==== RECORD LIST ====

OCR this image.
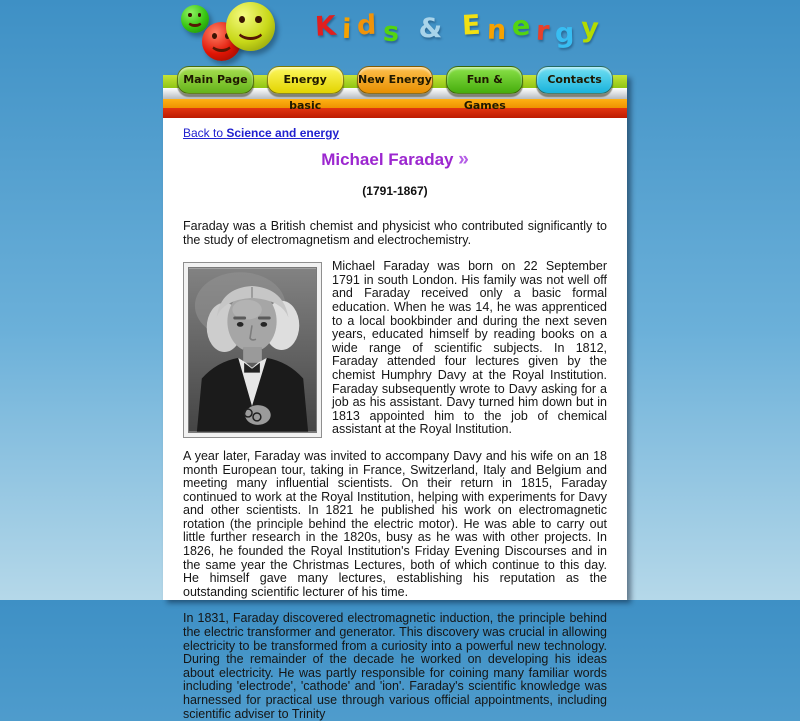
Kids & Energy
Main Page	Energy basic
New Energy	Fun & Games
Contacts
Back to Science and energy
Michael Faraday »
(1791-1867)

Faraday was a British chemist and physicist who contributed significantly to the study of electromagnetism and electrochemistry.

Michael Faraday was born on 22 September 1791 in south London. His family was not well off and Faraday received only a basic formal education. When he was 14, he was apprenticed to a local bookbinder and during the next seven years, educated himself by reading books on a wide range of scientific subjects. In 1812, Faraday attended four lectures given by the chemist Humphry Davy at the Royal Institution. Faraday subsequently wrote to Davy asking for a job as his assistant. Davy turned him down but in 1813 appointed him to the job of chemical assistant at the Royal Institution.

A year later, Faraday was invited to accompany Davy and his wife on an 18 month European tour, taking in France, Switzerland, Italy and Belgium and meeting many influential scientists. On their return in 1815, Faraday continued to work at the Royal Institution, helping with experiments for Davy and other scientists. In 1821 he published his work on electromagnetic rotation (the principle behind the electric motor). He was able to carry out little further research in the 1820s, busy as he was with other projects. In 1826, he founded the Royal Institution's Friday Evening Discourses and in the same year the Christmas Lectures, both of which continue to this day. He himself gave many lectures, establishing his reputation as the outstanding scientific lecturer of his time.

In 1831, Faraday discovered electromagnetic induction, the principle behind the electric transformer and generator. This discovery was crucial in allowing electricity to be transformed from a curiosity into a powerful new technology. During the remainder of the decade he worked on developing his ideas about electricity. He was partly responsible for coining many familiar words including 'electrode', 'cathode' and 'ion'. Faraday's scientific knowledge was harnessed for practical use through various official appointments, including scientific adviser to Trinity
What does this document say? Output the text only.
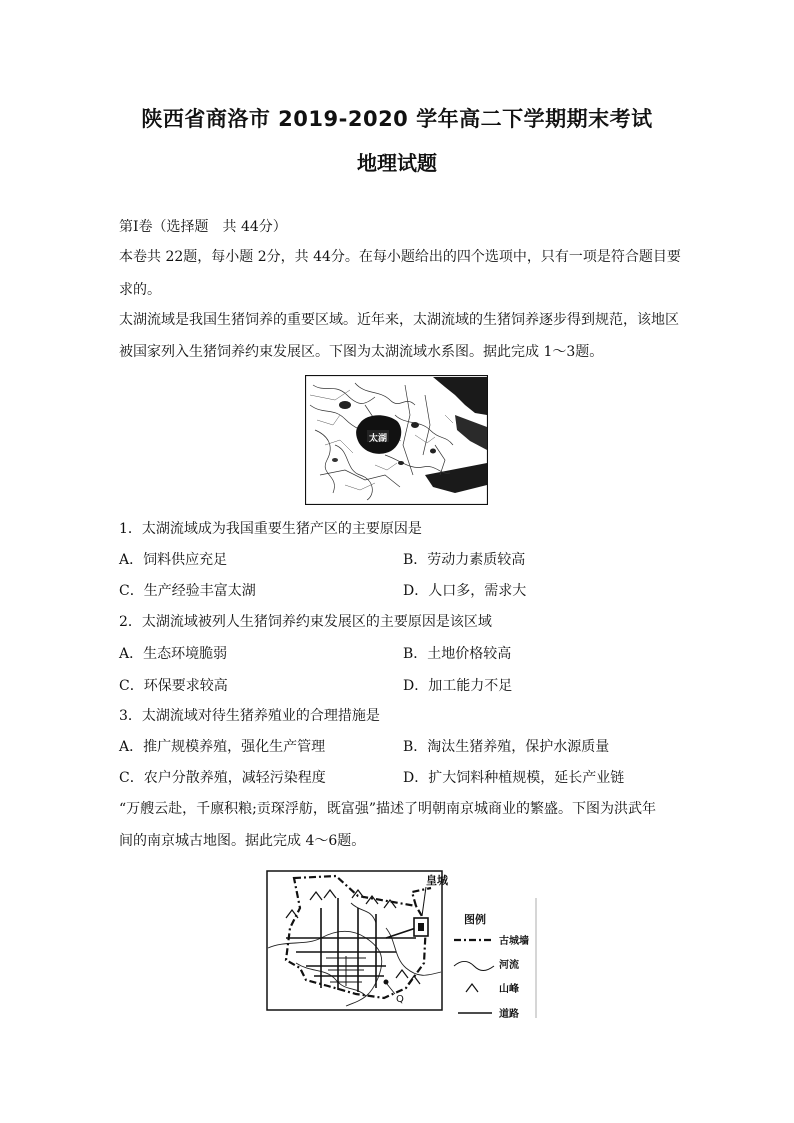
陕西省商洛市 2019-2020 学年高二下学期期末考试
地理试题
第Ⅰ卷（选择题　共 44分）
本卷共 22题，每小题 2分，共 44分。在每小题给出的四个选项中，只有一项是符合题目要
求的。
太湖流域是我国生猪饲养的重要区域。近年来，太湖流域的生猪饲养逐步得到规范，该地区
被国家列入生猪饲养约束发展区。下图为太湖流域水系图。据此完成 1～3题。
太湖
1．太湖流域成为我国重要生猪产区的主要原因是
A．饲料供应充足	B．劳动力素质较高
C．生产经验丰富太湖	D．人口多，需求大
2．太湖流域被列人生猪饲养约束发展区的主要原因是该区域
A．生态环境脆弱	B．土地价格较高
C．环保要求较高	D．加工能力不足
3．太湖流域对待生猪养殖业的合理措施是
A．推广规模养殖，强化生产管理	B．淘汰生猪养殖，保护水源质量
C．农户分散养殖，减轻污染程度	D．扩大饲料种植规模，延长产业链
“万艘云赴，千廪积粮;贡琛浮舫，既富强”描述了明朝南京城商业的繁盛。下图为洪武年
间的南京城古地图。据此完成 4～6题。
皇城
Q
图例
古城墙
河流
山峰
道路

====
==== RECORD LIST ====

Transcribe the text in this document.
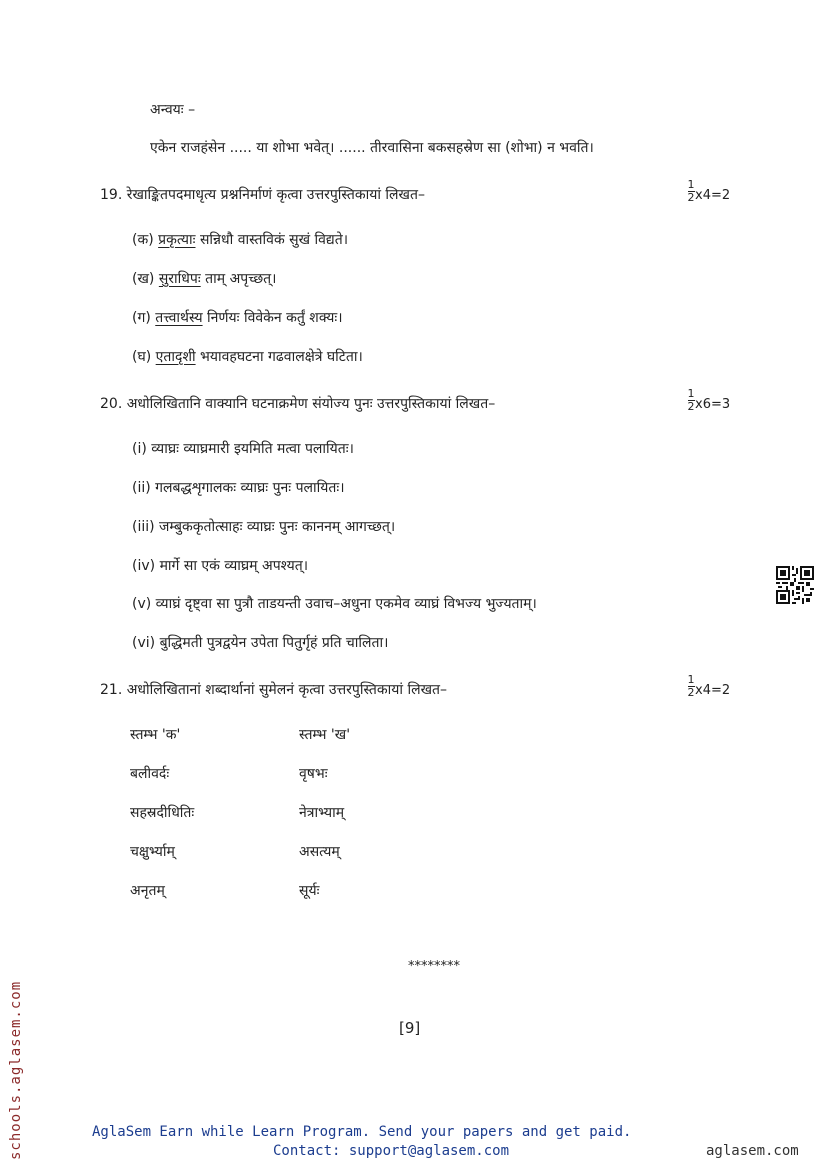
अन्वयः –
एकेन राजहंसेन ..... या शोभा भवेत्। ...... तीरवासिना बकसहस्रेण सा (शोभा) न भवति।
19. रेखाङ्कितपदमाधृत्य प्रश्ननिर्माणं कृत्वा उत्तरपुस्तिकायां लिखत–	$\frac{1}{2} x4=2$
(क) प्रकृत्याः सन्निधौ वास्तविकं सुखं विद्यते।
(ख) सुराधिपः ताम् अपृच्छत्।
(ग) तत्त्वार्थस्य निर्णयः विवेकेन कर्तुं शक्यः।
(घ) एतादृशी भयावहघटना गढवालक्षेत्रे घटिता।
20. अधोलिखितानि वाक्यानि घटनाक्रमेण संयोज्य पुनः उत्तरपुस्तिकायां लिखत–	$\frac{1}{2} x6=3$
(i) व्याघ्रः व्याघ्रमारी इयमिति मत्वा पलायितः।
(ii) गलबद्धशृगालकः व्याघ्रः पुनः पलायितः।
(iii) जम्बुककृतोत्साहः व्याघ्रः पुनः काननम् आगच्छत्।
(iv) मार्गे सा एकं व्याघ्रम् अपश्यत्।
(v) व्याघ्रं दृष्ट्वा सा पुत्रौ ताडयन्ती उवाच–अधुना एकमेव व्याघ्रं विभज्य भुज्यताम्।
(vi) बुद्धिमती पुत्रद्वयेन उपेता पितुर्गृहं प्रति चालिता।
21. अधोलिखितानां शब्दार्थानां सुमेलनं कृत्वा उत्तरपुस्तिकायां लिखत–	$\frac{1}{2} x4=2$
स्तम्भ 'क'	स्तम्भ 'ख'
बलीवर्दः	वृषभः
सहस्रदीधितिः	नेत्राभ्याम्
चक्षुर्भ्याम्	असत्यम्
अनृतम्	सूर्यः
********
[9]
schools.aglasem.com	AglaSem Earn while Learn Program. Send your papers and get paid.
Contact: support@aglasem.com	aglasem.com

====

### [SET EXERCISE]
Identify the lines in the entries that hold "document" and return each one.

### [TASK ANSWER]
What does this document say? Output the text only.
Transcribe the text in this document.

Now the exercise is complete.